## Job:
Show, in full, each line of the data that contains "marker".

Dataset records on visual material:
--- Begin ---

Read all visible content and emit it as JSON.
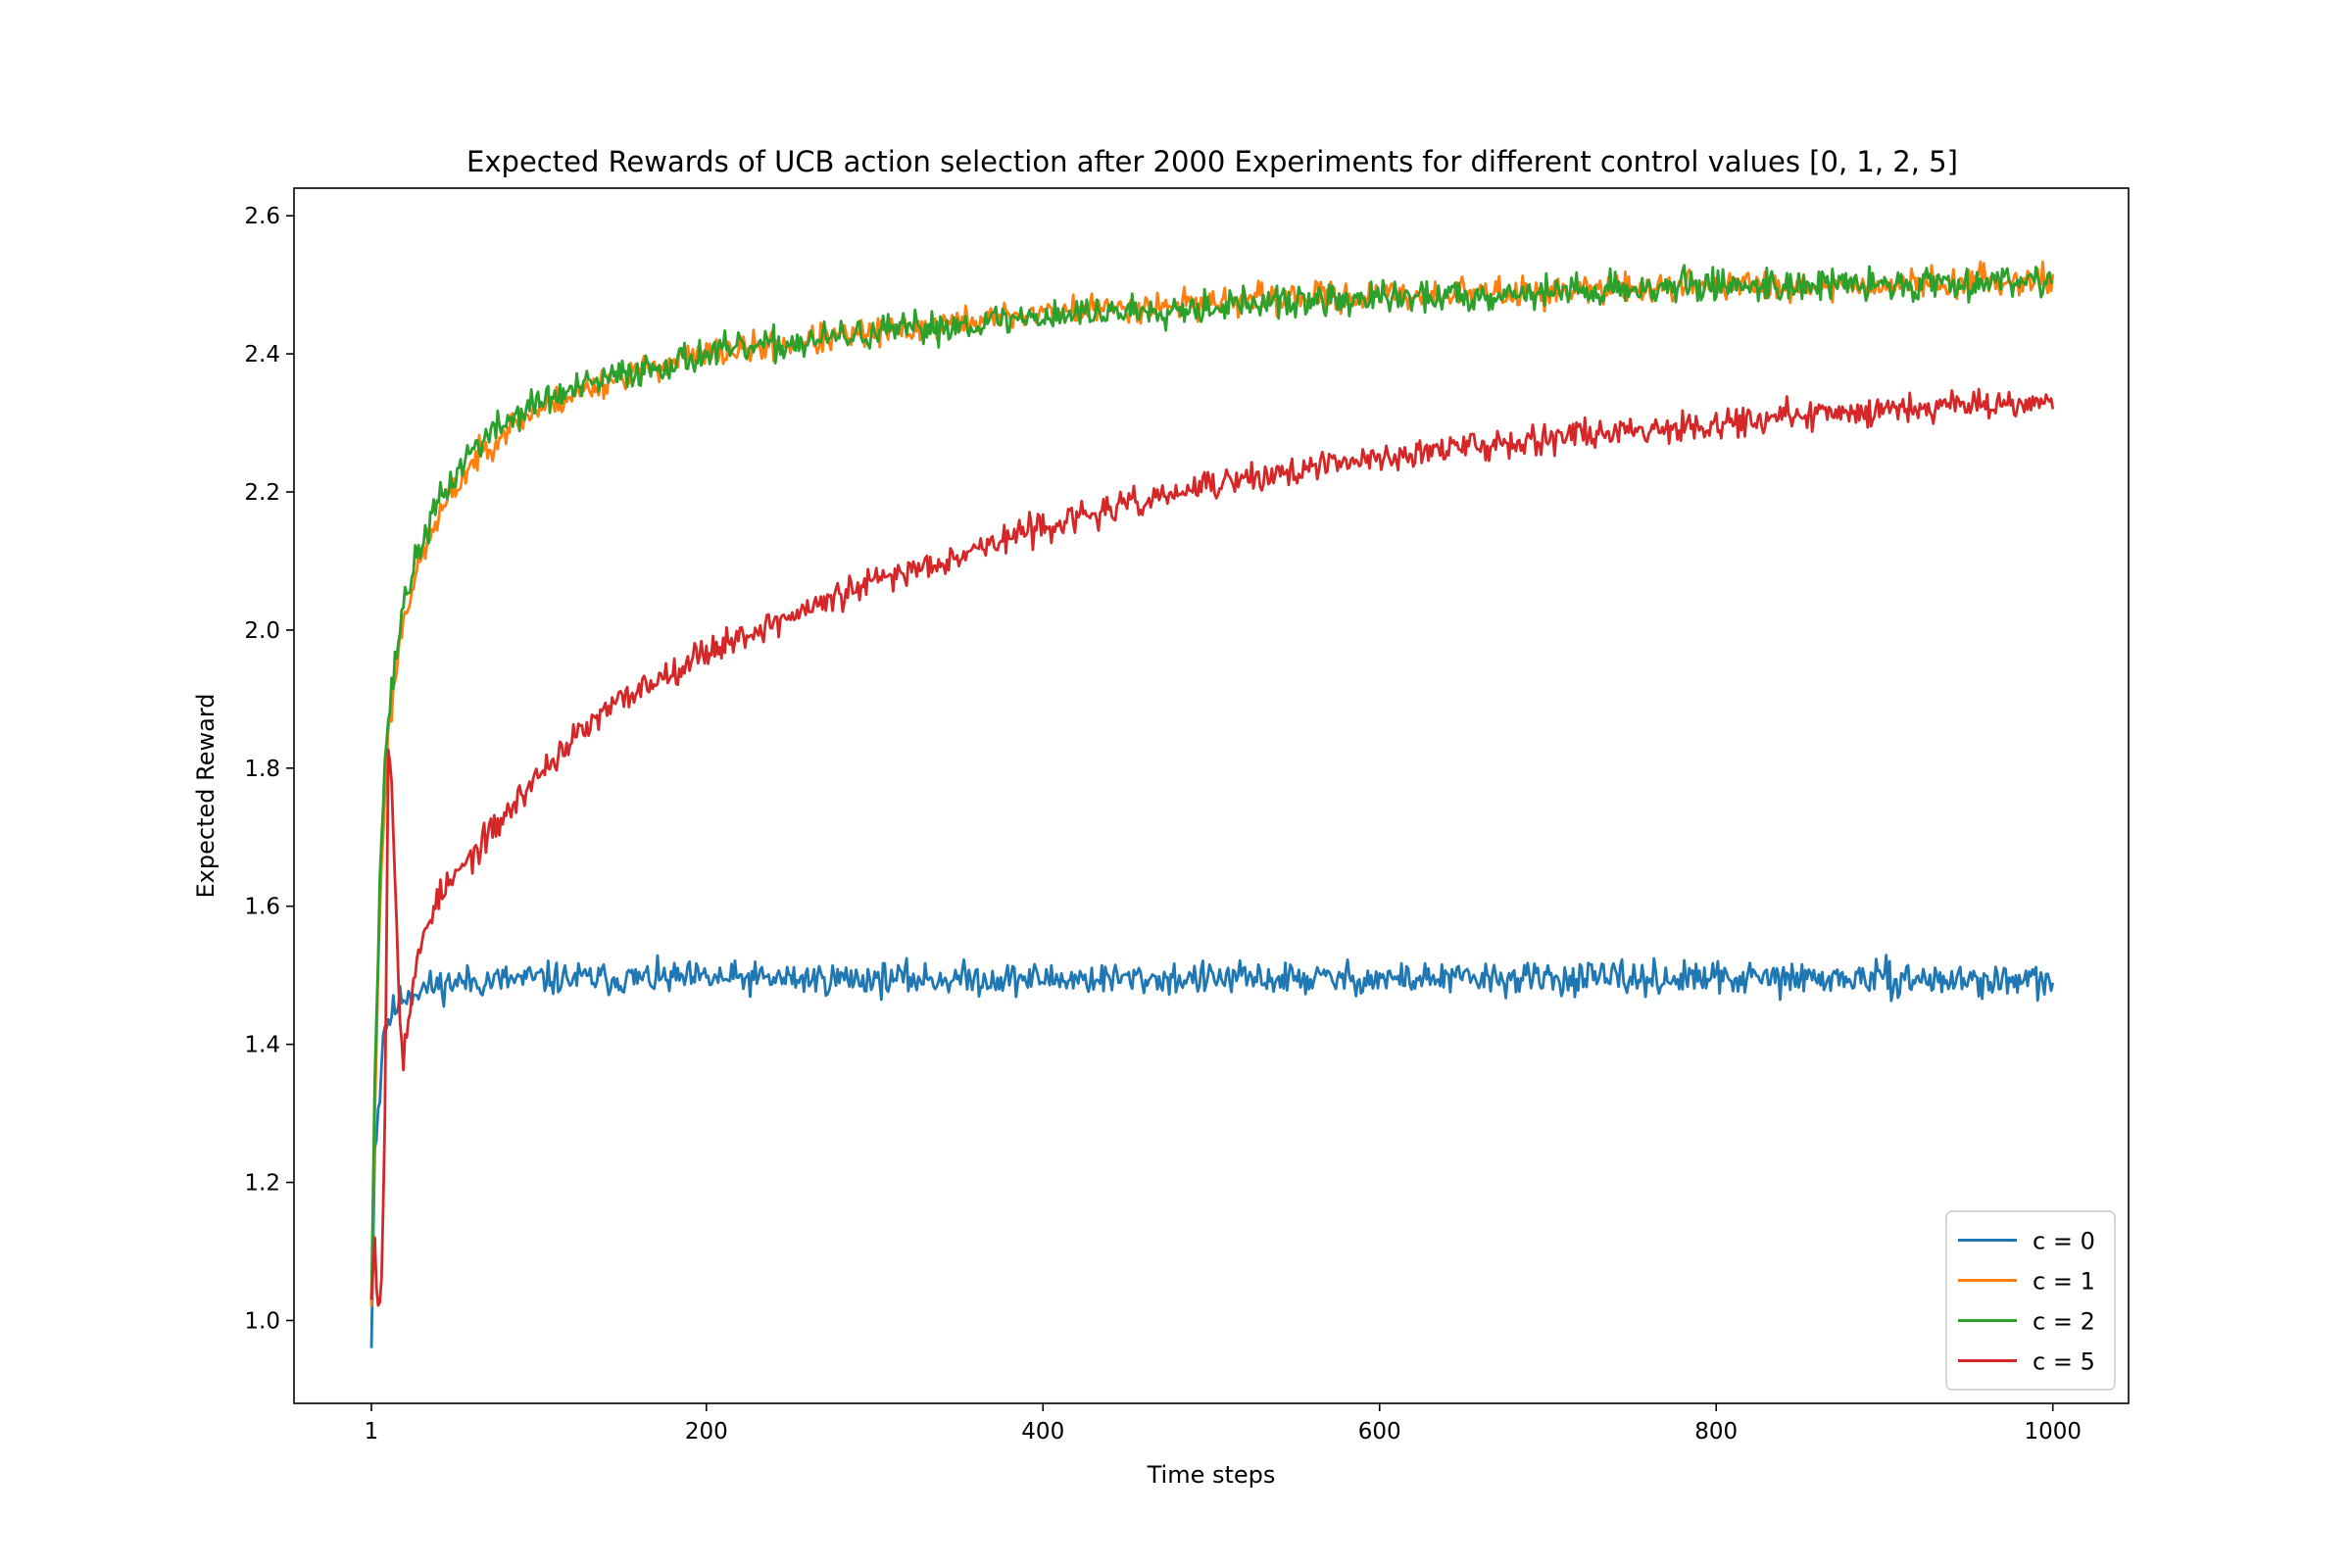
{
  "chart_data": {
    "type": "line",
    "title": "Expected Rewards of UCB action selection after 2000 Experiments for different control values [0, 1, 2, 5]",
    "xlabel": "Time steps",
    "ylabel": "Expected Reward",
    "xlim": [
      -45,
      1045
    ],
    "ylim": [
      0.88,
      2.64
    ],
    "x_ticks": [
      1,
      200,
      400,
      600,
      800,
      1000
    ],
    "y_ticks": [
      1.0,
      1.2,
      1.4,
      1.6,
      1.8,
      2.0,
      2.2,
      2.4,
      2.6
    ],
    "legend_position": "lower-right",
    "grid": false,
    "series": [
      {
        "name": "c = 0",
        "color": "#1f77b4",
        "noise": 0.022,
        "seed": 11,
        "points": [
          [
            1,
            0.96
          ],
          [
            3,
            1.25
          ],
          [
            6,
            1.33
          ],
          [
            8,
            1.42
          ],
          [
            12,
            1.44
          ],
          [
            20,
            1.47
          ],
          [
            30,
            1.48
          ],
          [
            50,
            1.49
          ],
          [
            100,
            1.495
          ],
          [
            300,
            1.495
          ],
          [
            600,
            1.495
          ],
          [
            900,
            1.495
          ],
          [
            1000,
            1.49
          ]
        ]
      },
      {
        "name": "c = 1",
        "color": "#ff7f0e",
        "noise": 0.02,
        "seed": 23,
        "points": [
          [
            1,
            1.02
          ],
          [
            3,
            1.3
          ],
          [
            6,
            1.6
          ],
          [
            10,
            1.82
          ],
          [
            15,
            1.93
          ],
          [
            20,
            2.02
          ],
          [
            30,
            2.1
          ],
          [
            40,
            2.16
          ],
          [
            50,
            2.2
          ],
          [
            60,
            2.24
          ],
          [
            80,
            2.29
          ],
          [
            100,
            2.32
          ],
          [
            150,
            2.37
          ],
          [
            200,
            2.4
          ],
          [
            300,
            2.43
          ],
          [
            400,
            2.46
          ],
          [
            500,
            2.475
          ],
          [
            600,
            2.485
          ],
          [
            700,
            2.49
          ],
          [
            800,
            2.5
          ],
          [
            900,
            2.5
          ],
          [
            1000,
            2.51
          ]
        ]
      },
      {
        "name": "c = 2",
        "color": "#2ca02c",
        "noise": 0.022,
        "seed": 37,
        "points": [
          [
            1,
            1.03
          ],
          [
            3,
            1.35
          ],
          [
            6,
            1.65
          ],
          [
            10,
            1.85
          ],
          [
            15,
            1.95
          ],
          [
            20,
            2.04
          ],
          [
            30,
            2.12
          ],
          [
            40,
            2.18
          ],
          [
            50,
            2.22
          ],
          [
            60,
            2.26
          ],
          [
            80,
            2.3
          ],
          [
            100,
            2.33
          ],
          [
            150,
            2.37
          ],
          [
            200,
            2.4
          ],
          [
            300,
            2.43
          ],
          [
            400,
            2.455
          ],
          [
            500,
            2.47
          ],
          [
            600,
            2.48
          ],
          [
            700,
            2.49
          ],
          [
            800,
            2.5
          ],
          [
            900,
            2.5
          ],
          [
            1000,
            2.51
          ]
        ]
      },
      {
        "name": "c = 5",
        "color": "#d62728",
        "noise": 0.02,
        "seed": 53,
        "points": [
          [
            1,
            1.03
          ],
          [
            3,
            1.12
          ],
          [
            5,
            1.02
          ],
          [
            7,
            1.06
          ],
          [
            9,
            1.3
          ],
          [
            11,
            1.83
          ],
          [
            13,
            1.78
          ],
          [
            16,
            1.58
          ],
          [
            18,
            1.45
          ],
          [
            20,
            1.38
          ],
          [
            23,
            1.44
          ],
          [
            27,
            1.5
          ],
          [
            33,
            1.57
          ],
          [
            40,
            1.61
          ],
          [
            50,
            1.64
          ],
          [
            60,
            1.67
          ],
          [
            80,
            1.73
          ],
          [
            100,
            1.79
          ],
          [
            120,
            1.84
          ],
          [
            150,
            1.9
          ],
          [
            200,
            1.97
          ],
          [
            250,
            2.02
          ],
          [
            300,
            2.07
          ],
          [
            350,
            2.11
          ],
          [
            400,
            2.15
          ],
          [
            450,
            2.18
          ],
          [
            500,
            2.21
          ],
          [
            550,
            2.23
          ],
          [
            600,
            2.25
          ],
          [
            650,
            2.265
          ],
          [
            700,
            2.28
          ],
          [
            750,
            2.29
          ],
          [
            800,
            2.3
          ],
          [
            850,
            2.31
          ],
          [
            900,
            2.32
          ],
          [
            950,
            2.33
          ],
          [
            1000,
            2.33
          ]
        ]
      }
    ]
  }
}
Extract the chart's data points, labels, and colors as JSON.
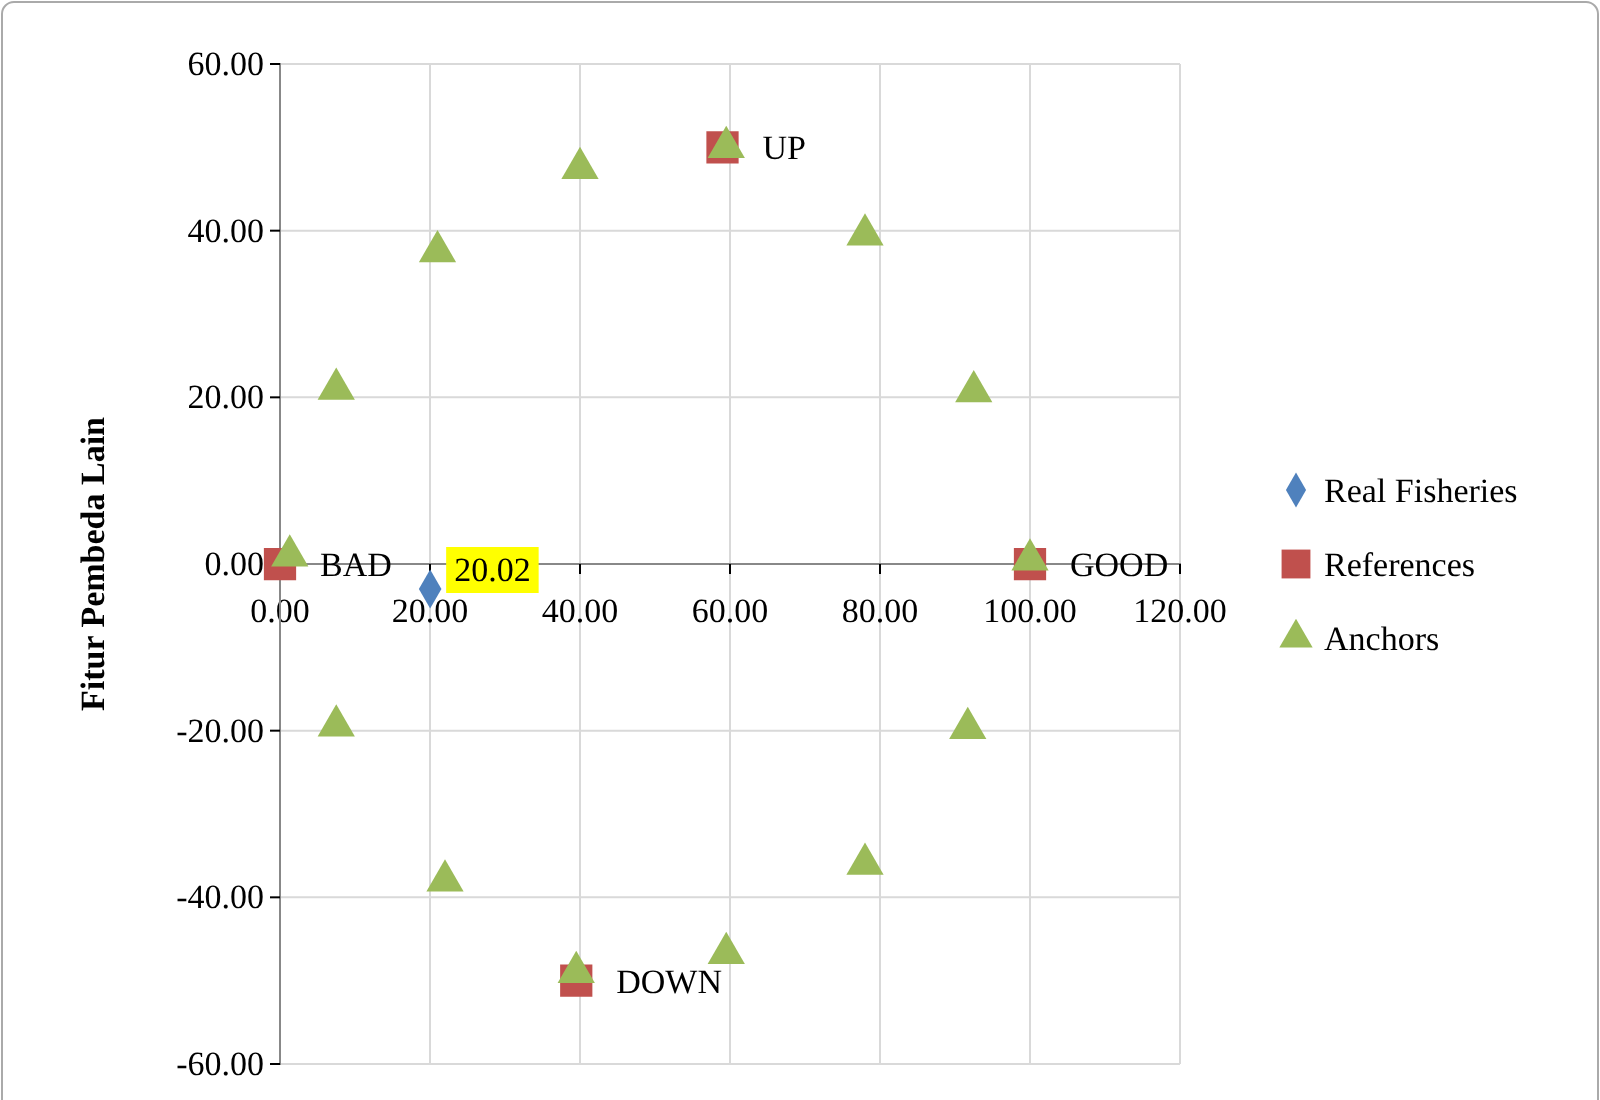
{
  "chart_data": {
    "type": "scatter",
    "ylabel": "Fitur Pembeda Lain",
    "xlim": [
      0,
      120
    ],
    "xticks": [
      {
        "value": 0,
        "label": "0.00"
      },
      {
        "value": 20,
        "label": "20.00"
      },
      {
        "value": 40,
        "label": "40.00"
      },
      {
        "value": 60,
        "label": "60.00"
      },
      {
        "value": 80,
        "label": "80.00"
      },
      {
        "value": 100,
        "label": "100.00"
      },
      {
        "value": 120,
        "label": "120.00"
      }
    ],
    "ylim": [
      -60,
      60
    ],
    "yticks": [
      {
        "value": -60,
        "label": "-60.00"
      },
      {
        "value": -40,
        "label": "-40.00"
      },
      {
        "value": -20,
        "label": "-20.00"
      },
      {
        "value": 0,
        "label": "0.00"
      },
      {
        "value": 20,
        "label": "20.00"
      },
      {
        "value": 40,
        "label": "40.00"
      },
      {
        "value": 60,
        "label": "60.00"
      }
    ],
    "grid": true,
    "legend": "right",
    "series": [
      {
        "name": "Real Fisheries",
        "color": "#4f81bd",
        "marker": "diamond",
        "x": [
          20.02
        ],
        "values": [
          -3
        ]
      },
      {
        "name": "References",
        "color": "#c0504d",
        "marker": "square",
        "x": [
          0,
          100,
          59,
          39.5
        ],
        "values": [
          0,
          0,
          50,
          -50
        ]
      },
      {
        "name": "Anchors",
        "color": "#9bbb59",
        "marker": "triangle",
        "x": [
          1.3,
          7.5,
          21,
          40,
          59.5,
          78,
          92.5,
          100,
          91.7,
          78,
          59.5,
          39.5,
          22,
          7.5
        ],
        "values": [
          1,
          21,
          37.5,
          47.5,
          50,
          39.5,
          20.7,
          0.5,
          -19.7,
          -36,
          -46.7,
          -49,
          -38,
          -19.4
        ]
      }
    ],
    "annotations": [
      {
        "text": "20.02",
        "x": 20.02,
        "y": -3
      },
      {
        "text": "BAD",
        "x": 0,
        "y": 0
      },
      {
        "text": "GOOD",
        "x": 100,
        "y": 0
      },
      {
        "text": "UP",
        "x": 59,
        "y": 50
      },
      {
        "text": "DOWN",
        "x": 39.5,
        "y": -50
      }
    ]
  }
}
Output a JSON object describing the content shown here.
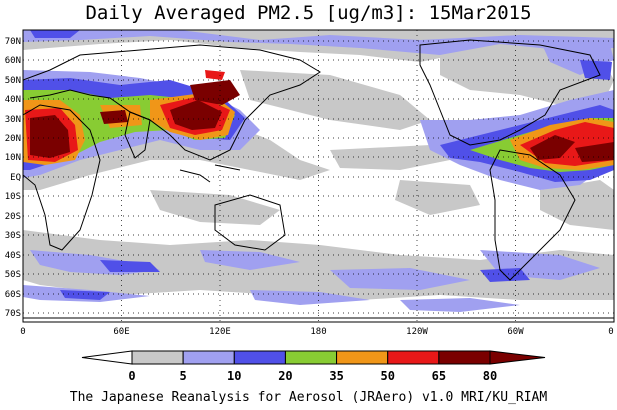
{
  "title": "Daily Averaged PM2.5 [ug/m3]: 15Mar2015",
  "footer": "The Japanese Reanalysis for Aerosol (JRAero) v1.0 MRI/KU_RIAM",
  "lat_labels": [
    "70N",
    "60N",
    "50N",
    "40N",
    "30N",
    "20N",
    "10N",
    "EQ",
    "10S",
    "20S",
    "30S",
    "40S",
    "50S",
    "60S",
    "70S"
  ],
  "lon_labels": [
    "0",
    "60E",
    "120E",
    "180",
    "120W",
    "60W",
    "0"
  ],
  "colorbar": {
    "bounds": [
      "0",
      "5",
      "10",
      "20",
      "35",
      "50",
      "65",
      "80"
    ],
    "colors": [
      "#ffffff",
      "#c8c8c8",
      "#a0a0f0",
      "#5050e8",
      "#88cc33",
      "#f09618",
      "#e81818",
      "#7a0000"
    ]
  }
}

--- End ---

## Finished task:
        "marker": "diamond",
        "marker": "square",
        "marker": "triangle",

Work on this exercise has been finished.